YES

Problem:
 b(b(b(x1))) -> a(x1)
 a(a(x1)) -> a(b(a(x1)))
 a(a(a(x1))) -> b(a(a(x1)))

Proof:
 Arctic Interpretation Processor:
  dimension: 2
  interpretation:
             [2 0]  
   [a](x0) = [2 0]x0,
   
             [0 0]  
   [b](x0) = [2 1]x0
  orientation:
                 [3 2]      [2 0]          
   b(b(b(x1))) = [4 3]x1 >= [2 0]x1 = a(x1)
   
              [4 2]      [4 2]                
   a(a(x1)) = [4 2]x1 >= [4 2]x1 = a(b(a(x1)))
   
                 [6 4]      [4 2]                
   a(a(a(x1))) = [6 4]x1 >= [6 4]x1 = b(a(a(x1)))
  problem:
   a(a(x1)) -> a(b(a(x1)))
   a(a(a(x1))) -> b(a(a(x1)))

▸ **Your tasks**:
a – What dimension does the Arctic Interpretation Processor use in the termination proof?
b – Continue the termination proof from where it stops.

Records drawn from a dataset:

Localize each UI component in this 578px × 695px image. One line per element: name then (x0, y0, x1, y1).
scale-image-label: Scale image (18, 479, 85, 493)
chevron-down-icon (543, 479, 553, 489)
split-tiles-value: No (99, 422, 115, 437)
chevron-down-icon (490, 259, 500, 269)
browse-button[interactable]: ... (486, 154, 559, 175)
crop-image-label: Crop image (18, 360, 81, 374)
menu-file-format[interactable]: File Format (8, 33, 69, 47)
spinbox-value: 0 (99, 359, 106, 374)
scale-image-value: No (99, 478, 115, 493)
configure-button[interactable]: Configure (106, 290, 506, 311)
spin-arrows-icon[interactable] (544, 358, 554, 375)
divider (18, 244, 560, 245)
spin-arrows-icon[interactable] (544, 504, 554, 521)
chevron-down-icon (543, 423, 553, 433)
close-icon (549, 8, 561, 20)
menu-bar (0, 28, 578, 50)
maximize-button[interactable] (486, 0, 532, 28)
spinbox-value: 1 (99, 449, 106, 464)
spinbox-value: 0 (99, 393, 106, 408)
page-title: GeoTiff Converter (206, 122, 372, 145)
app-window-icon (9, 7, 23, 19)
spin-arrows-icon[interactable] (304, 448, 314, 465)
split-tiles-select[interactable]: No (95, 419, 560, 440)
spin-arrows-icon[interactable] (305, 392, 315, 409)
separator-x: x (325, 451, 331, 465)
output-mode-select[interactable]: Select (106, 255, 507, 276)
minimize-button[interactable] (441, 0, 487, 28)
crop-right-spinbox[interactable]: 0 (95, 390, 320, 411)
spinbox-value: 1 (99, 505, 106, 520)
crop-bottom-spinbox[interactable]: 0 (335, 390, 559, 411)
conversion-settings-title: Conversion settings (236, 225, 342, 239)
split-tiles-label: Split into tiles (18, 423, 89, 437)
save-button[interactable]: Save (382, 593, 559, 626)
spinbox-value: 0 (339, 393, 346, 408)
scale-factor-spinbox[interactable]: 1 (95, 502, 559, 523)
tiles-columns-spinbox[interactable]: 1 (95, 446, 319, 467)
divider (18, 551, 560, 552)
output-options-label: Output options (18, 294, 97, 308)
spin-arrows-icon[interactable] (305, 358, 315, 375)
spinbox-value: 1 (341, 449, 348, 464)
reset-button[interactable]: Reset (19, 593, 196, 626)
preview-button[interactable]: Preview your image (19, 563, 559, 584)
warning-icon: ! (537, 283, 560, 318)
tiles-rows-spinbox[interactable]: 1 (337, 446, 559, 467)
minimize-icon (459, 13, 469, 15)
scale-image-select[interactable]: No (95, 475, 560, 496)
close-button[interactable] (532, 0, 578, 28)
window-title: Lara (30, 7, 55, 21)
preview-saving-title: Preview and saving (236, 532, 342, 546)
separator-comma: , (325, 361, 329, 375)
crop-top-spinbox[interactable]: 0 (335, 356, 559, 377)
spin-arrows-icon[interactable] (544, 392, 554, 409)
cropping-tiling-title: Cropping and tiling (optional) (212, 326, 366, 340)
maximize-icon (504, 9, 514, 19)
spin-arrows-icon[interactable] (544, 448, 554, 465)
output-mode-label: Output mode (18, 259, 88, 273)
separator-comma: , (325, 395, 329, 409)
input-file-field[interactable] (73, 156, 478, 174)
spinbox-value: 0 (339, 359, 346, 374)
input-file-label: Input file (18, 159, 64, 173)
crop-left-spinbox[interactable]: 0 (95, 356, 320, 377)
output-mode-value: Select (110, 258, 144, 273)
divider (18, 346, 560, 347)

▸ **Answers by item number**:
a – 2

b –
  Arctic Interpretation Processor:
   dimension: 2
   interpretation:
              [0 1]  
    [a](x0) = [3 2]x0,
    
              [0  -&]  
    [b](x0) = [0  0 ]x0
   orientation:
               [4 3]      [4 3]                
    a(a(x1)) = [5 4]x1 >= [5 4]x1 = a(b(a(x1)))
    
                  [6 5]      [4 3]                
    a(a(a(x1))) = [7 6]x1 >= [5 4]x1 = b(a(a(x1)))
   problem:
    a(a(x1)) -> a(b(a(x1)))
   Arctic Interpretation Processor:
    dimension: 3
    interpretation:
               [0  -& 0 ]  
     [a](x0) = [-& 0  2 ]x0
               [1  0  1 ]  ,
     
               [0  -& -&]  
     [b](x0) = [0  -& -&]x0
               [0  -& -&]  
    orientation:
                [1 0 1]      [0  -& 0 ]                
     a(a(x1)) = [3 2 3]x1 >= [2  -& 2 ]x1 = a(b(a(x1)))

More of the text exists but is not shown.